__Short exercise__
Each line containing the word "رسول" must be reported.

(Data records)

================

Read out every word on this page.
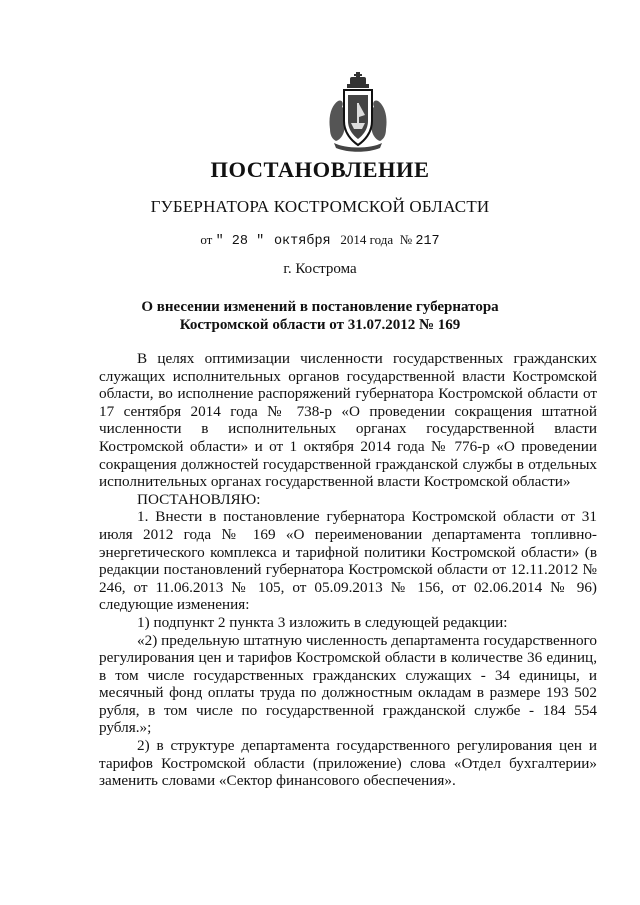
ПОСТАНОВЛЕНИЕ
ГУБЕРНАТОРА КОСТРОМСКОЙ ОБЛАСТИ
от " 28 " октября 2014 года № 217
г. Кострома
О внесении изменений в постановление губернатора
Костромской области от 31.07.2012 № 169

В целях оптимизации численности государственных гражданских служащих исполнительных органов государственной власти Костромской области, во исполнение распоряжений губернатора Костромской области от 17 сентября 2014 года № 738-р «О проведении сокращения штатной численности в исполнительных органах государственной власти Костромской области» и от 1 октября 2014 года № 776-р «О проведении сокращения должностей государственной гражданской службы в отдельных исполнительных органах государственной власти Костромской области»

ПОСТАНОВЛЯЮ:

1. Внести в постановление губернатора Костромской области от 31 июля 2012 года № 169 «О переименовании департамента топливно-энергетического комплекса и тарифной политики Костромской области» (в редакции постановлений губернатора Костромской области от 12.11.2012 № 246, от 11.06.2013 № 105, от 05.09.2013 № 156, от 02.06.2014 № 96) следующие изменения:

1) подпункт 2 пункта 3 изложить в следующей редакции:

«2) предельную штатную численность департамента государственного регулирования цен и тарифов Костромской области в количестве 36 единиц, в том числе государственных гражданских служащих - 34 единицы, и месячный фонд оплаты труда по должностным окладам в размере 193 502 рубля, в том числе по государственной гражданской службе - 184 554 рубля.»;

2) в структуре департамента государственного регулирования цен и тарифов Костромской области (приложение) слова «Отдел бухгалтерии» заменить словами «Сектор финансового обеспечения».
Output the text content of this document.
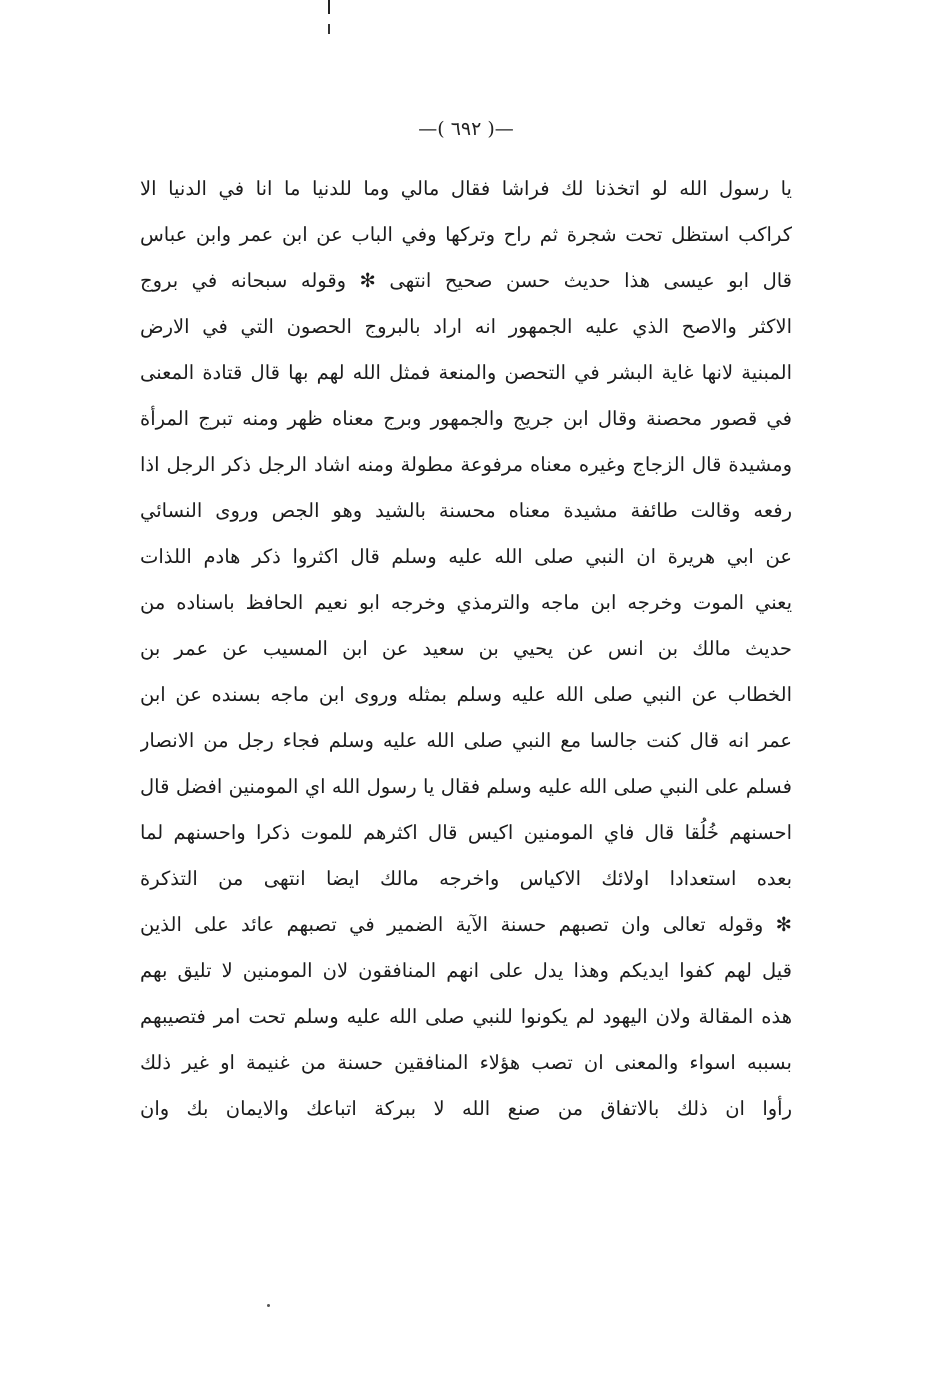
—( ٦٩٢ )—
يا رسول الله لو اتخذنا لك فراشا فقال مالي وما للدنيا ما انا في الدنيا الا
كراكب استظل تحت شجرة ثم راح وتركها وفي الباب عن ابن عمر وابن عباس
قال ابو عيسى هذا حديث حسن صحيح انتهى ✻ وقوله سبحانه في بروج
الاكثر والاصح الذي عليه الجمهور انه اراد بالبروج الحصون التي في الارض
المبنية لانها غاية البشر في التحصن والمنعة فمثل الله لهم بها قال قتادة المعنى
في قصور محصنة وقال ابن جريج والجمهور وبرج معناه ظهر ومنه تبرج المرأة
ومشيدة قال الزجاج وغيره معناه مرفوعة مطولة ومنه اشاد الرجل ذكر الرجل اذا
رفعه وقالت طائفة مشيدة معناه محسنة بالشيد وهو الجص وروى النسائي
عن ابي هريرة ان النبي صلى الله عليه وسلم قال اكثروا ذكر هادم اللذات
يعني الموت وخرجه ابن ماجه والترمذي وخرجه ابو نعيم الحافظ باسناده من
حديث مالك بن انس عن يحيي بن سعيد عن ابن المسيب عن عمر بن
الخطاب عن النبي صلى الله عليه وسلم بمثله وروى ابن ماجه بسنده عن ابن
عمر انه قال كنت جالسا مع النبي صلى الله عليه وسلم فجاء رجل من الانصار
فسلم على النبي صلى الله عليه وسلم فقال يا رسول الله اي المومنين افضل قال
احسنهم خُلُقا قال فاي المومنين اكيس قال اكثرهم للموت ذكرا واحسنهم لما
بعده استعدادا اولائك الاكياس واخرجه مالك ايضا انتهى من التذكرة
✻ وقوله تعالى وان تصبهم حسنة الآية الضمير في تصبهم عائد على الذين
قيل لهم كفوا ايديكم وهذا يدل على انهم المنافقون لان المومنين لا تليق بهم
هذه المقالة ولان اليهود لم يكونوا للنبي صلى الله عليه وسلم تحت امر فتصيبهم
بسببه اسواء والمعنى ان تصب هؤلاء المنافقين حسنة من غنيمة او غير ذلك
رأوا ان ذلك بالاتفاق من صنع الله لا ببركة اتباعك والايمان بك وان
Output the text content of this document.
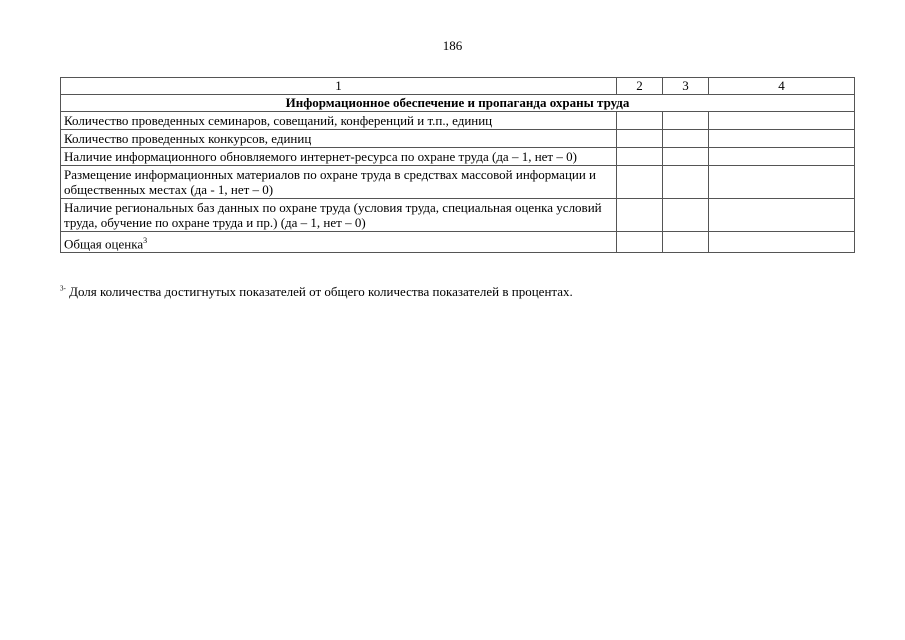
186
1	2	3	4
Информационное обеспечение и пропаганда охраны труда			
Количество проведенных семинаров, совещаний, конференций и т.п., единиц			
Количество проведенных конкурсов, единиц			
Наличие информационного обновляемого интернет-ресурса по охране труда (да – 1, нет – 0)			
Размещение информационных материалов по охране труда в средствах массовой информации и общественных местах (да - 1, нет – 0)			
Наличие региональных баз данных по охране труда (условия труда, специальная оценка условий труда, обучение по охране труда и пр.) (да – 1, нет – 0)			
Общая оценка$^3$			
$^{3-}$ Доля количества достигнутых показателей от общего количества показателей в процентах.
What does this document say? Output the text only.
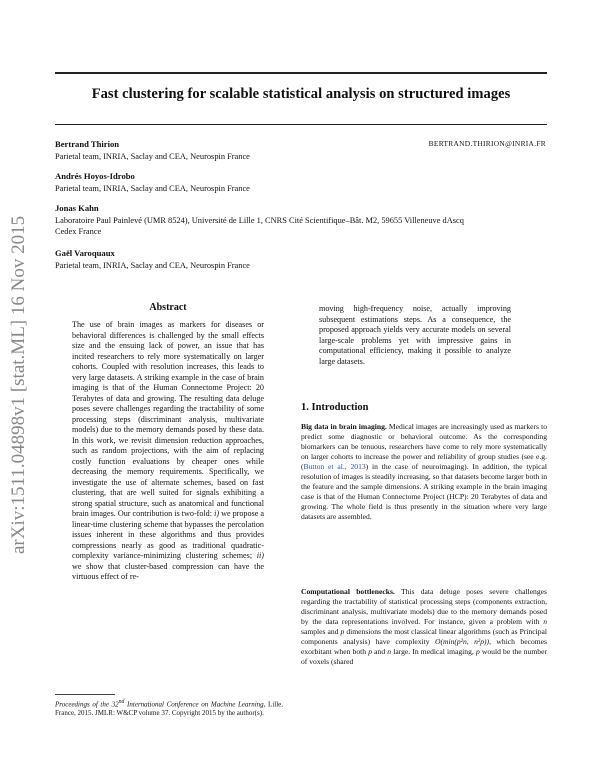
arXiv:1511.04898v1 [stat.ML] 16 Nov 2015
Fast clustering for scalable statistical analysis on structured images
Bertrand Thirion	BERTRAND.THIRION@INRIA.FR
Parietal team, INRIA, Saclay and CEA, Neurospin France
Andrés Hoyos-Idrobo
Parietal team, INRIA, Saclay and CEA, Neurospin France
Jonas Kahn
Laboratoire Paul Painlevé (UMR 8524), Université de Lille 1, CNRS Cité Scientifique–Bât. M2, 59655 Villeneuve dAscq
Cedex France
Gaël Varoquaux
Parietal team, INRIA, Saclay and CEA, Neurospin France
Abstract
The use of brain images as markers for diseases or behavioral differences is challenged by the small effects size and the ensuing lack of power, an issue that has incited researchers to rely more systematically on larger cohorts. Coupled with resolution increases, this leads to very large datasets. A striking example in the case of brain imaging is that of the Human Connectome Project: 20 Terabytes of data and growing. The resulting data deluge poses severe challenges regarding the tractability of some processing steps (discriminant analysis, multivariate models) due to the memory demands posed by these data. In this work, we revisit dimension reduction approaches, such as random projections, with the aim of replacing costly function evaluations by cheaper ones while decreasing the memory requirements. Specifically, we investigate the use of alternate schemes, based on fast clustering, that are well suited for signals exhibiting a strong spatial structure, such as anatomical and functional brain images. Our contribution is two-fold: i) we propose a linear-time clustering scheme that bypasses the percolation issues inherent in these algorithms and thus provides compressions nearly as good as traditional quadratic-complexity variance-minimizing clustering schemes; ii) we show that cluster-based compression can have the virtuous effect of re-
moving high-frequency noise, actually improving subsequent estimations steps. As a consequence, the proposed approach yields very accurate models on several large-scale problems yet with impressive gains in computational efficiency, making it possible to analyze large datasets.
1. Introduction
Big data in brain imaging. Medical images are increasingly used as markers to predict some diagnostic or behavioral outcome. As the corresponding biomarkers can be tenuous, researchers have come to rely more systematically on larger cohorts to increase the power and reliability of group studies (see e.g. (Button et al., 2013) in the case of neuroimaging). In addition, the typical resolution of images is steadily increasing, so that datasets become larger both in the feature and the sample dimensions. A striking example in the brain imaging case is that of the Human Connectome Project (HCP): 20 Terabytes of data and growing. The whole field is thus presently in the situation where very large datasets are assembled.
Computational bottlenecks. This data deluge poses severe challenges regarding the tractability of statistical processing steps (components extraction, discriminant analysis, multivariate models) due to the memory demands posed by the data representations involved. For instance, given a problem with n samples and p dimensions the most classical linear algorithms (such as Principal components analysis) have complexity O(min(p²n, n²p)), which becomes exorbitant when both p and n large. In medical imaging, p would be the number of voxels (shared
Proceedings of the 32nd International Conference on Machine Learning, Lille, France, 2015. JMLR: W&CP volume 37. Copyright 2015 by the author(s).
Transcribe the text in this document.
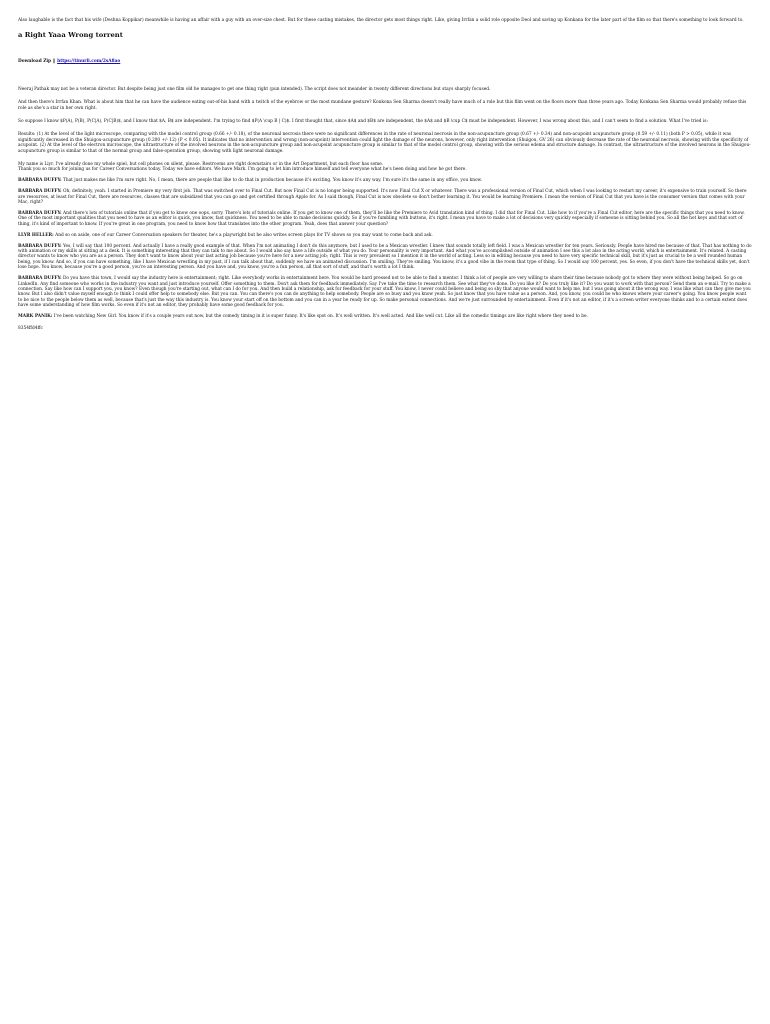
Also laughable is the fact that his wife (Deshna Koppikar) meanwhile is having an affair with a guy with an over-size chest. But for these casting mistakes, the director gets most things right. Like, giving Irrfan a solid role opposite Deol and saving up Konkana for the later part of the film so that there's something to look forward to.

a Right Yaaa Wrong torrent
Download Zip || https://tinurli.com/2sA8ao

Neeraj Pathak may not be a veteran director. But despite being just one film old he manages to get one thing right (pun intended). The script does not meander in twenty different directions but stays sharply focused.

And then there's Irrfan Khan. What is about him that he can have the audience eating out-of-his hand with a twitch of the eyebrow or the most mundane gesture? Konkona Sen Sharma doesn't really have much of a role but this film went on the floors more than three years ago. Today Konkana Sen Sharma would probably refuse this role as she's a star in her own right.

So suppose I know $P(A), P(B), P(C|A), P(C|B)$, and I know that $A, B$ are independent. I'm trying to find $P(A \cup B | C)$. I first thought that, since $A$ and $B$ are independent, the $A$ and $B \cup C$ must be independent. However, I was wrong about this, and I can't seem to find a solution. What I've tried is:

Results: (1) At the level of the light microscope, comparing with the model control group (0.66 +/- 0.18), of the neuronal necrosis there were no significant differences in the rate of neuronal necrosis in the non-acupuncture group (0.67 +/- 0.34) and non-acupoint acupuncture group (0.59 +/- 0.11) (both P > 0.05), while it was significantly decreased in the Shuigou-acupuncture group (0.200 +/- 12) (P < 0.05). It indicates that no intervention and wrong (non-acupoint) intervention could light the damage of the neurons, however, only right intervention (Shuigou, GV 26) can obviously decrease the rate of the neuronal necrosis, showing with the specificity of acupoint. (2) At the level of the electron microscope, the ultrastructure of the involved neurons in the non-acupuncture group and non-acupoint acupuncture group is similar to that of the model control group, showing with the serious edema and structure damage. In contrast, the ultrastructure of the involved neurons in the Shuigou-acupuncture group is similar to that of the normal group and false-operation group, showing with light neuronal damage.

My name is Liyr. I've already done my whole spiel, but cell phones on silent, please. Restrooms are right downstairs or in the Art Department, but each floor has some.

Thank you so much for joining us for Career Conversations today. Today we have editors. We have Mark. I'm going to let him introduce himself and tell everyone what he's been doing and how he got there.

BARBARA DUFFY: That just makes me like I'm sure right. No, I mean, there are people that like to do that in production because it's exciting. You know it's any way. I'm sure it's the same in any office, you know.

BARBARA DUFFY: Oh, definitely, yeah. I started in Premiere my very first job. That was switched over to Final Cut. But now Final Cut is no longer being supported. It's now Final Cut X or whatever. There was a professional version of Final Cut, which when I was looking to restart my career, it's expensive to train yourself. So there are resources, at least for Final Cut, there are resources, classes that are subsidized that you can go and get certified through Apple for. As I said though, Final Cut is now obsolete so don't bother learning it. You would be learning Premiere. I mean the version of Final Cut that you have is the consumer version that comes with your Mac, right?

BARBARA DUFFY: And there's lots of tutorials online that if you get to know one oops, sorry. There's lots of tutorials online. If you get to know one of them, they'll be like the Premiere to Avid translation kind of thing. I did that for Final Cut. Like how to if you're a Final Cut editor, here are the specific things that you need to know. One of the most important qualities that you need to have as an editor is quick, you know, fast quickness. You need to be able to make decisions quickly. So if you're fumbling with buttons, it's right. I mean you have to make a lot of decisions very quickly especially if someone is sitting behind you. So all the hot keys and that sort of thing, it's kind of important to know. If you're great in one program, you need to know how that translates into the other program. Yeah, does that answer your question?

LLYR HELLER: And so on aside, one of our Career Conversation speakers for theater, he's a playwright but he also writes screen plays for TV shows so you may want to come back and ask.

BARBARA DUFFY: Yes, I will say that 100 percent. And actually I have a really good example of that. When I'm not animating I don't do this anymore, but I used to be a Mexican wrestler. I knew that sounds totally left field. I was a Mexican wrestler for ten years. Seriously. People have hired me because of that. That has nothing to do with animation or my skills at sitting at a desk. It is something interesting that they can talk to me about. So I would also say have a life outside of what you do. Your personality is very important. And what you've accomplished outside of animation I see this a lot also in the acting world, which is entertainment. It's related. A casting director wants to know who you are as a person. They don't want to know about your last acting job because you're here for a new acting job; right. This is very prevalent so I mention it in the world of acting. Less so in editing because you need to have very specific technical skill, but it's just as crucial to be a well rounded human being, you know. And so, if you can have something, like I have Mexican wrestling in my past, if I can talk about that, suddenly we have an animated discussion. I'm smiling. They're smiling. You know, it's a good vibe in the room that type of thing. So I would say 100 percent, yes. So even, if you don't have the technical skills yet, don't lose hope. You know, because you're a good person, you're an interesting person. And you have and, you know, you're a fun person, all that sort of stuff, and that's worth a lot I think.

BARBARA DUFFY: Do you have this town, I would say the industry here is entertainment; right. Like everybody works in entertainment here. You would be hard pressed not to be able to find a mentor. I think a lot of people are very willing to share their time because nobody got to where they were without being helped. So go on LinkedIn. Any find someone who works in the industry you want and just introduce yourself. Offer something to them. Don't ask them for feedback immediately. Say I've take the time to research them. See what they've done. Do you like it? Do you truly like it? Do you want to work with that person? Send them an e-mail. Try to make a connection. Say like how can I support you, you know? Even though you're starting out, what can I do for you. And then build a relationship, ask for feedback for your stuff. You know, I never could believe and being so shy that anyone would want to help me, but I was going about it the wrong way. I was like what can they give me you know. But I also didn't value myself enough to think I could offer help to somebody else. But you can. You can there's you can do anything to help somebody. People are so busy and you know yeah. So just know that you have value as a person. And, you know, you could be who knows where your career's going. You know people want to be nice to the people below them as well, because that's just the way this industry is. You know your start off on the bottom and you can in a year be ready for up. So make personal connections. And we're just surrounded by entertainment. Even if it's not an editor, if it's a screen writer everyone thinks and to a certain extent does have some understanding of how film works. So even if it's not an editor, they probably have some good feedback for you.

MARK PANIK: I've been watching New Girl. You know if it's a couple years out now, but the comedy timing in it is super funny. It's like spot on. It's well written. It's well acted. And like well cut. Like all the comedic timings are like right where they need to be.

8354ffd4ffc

================

__Expected answer__
يا رسول الله لو اتخذنا لك فراشا فقال مالي وما للدنيا ما انا في الدنيا الا
فسلم على النبي صلى الله عليه وسلم فقال يا رسول الله اي المومنين افضل قال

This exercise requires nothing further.